***** Data provided
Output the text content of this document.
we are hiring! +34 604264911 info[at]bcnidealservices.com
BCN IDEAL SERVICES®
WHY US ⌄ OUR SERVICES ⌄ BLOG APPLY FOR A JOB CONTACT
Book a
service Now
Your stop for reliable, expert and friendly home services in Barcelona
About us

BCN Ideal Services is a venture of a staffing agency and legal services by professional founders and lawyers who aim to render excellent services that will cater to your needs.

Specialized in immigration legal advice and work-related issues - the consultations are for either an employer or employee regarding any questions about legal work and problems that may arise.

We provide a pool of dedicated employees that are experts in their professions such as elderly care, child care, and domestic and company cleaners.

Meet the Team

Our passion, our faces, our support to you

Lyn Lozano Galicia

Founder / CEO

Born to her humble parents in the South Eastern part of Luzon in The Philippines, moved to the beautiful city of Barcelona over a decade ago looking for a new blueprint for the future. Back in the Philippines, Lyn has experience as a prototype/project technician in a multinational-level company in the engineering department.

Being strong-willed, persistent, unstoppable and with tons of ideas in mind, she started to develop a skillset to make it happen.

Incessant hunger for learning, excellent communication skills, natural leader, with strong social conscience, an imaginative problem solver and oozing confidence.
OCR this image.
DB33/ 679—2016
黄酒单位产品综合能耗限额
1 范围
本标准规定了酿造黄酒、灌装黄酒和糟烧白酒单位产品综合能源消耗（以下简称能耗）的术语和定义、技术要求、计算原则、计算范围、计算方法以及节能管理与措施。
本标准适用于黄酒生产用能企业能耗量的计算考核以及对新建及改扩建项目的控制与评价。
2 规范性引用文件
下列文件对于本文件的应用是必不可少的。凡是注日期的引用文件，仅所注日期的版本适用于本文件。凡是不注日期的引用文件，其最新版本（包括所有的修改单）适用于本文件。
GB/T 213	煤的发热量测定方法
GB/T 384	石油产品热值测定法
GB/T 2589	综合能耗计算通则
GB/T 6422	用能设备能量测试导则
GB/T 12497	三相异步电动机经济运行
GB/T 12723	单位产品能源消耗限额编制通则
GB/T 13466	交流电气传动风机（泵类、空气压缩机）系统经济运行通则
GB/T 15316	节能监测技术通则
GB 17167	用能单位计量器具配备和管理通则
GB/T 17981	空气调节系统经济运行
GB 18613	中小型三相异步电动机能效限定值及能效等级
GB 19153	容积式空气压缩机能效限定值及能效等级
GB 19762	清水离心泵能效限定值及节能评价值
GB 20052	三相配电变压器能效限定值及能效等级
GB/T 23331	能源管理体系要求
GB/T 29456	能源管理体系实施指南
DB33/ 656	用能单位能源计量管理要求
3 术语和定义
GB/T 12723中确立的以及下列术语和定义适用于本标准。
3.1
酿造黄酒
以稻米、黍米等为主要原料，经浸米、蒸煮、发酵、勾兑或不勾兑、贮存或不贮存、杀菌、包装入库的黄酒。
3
**********
=== Given problem ===
For the data above, state how many lines contain "with"; the number is the whole answer.

=== Final result ===
2